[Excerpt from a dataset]
══════
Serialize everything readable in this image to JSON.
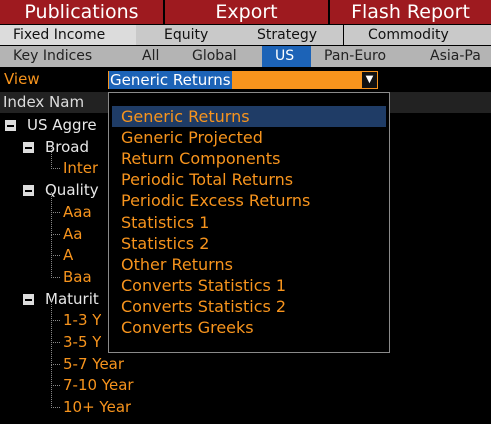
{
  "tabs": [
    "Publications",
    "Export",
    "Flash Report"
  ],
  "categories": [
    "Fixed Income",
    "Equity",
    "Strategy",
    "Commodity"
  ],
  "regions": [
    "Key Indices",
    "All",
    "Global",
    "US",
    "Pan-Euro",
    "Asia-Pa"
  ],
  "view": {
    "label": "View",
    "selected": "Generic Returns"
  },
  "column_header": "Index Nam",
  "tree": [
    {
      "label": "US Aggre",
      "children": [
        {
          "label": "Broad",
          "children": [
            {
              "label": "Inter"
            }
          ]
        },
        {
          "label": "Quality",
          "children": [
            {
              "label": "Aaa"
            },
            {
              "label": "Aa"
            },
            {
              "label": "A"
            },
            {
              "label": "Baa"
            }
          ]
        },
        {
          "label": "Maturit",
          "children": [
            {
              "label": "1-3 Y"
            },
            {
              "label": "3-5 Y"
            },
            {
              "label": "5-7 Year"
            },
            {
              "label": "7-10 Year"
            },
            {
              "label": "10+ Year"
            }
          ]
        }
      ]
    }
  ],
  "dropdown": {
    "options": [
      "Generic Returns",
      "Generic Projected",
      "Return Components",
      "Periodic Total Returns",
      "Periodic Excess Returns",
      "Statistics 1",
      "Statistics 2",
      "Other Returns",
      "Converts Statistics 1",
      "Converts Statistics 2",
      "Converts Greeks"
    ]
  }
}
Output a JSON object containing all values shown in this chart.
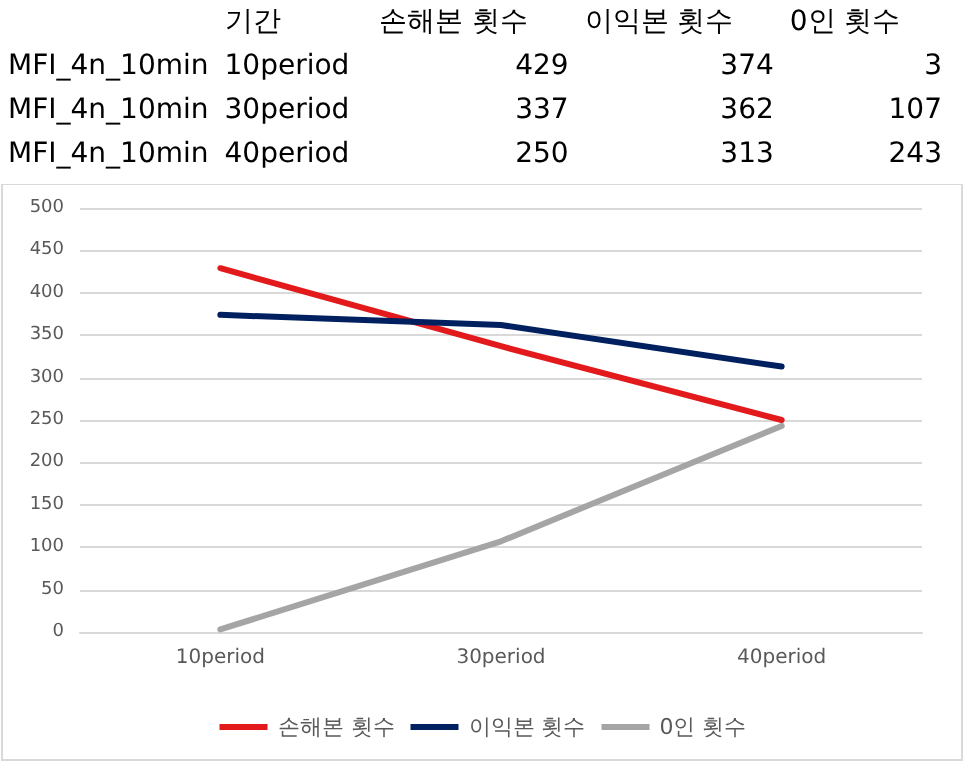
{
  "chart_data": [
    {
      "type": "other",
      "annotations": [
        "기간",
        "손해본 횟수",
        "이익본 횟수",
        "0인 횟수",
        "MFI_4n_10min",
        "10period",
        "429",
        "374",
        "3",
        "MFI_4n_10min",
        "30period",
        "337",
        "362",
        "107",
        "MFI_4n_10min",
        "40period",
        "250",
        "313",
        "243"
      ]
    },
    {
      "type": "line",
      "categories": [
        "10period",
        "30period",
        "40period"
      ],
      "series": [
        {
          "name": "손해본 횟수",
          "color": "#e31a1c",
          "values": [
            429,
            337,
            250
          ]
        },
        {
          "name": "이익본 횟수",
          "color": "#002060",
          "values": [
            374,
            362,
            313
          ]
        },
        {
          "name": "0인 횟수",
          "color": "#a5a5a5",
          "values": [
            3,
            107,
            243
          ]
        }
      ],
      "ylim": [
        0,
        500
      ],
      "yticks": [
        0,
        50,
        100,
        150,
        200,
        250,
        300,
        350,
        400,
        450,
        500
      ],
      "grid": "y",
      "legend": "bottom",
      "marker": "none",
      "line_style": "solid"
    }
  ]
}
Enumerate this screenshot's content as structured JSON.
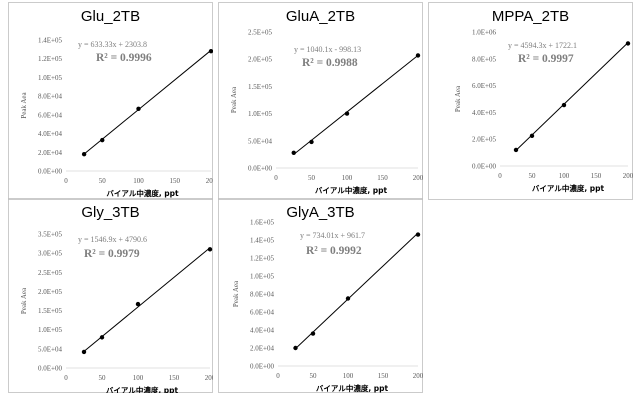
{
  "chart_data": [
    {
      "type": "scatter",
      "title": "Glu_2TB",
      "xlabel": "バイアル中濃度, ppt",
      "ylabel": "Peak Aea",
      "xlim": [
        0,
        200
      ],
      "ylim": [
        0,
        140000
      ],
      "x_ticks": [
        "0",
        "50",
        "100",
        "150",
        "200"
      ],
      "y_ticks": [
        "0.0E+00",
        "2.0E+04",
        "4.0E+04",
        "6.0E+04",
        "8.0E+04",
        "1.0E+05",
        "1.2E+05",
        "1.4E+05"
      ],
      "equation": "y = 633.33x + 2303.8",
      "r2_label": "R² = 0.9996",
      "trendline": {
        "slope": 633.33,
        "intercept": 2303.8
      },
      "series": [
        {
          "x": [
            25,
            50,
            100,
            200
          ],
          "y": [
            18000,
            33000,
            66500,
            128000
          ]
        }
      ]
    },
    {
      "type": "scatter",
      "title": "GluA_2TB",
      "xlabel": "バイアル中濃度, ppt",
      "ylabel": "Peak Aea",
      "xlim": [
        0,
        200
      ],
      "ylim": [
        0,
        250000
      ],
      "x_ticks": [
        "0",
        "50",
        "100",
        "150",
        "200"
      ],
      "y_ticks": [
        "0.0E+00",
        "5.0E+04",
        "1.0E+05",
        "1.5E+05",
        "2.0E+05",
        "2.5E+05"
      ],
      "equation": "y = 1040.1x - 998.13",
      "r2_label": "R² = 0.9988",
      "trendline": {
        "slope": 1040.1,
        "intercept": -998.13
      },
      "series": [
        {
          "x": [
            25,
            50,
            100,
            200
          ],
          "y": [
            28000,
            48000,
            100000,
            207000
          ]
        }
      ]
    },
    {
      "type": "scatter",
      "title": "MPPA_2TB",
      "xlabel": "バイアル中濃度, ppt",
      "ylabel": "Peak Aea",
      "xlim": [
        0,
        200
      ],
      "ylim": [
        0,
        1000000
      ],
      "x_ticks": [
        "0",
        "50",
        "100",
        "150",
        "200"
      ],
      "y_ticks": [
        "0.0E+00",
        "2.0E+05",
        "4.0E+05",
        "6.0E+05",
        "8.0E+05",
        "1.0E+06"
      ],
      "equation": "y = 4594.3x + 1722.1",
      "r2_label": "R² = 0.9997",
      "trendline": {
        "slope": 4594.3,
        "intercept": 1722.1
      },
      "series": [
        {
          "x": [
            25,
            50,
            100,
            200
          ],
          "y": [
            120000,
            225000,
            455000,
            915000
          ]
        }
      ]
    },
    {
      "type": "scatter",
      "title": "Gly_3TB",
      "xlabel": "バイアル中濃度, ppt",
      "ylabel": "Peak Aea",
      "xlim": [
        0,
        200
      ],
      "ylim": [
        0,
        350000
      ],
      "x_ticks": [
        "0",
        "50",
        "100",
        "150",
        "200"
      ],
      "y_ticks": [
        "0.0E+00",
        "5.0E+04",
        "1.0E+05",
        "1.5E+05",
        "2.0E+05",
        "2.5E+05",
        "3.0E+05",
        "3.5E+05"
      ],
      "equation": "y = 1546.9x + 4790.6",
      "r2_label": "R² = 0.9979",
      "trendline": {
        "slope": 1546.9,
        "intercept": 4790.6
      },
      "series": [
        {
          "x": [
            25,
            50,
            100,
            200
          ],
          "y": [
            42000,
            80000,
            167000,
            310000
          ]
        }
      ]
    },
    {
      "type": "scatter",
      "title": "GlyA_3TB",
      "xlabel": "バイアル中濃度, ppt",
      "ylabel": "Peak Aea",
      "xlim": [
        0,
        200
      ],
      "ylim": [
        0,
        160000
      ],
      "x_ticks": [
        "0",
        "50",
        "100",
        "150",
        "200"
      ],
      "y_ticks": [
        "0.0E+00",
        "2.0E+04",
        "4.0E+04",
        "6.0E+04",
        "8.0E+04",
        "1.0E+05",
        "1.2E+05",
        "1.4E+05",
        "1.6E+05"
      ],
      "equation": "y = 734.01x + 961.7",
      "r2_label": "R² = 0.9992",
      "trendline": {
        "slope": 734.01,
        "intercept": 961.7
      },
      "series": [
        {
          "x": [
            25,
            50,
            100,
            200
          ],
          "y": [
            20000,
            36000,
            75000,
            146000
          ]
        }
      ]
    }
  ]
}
══════
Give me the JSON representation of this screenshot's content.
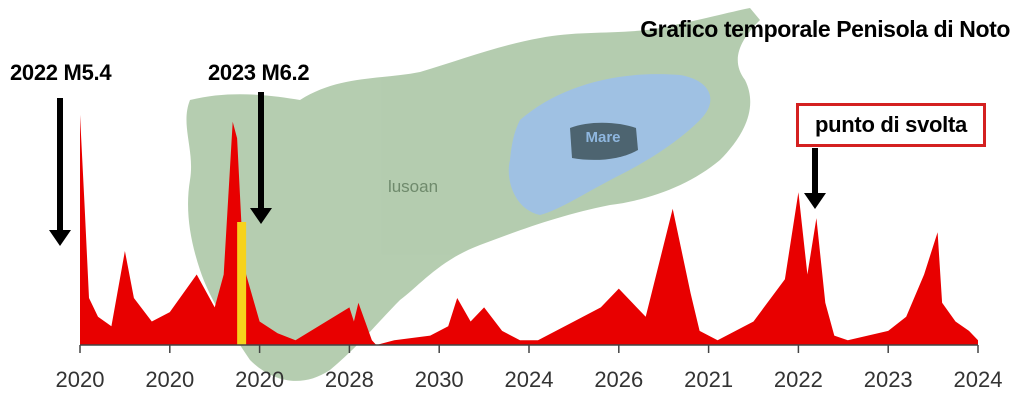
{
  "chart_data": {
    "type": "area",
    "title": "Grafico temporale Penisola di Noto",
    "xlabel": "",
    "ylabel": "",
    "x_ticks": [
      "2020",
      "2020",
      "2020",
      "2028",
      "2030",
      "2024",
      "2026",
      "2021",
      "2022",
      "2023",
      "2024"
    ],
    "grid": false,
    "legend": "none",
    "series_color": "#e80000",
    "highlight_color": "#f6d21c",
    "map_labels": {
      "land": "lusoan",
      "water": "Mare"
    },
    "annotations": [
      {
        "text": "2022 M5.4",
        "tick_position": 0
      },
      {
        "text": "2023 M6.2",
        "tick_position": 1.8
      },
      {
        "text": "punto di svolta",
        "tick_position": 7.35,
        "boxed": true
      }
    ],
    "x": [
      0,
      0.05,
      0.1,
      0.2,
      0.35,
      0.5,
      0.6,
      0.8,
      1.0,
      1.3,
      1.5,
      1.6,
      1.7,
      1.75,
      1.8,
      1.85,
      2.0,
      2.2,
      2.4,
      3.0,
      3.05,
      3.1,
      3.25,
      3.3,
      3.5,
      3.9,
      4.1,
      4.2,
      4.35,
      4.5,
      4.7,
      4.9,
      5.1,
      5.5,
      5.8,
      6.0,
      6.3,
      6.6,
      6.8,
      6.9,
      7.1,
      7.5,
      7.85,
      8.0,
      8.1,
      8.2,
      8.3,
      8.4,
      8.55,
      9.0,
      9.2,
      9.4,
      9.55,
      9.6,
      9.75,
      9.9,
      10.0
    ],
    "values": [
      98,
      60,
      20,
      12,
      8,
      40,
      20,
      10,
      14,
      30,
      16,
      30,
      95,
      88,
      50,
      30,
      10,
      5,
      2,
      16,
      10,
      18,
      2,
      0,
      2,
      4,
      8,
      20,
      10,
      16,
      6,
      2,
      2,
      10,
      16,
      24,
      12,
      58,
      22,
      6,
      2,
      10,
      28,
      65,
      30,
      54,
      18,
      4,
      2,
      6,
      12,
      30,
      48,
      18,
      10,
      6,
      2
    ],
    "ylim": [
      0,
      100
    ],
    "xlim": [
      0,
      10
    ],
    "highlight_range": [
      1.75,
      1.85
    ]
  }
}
══════
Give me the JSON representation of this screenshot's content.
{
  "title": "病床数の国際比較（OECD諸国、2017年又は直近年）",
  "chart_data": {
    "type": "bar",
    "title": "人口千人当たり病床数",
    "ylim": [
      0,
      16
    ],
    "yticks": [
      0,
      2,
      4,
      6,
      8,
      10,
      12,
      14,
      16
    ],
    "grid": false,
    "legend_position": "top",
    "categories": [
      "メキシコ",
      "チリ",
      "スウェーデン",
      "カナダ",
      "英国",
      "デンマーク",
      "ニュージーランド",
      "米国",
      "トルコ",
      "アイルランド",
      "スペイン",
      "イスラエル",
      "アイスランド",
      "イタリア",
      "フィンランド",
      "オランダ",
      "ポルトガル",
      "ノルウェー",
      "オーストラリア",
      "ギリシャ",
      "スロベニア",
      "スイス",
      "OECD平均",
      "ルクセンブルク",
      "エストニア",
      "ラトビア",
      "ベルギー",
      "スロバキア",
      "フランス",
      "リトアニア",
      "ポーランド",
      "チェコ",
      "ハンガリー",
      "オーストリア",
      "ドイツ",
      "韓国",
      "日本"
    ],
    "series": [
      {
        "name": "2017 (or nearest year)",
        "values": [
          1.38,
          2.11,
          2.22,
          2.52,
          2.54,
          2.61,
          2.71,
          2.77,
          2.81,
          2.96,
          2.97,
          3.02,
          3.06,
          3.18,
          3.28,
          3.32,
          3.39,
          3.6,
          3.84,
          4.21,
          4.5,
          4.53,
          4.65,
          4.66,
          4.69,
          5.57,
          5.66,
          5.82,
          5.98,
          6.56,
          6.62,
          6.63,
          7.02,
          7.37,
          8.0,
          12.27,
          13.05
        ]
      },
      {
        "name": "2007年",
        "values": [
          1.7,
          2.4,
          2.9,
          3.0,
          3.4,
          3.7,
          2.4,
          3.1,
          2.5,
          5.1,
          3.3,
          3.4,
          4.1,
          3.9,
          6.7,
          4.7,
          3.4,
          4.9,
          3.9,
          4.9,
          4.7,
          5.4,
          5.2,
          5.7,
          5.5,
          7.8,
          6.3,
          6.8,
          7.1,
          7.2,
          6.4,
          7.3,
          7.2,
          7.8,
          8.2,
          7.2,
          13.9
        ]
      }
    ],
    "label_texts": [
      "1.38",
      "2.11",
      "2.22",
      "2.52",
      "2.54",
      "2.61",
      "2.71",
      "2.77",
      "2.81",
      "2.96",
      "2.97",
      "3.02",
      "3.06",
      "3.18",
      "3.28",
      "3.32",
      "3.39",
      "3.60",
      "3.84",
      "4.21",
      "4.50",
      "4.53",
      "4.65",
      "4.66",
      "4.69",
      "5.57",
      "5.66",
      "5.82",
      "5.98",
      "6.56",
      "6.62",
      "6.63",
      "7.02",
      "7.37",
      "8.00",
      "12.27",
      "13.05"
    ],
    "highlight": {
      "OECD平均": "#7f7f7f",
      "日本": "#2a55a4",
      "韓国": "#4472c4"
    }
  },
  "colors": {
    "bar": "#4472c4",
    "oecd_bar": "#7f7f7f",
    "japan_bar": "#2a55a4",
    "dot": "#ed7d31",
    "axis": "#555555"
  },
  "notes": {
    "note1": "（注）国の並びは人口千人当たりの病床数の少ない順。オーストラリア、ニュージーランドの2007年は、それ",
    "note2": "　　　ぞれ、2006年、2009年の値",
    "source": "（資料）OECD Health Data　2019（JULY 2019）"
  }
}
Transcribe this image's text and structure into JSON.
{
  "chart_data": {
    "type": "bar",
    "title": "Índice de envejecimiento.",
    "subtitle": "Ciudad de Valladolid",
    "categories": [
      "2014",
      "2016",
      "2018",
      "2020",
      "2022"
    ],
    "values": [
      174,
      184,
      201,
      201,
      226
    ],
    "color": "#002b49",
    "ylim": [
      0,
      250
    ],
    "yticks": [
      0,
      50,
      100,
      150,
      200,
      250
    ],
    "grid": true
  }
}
══════
▶ _What needs to be done_
Look through the data and show every line containing "Converts".

▶ _Response_
      "Converts Statistics 1",
      "Converts Statistics 2",
      "Converts Greeks"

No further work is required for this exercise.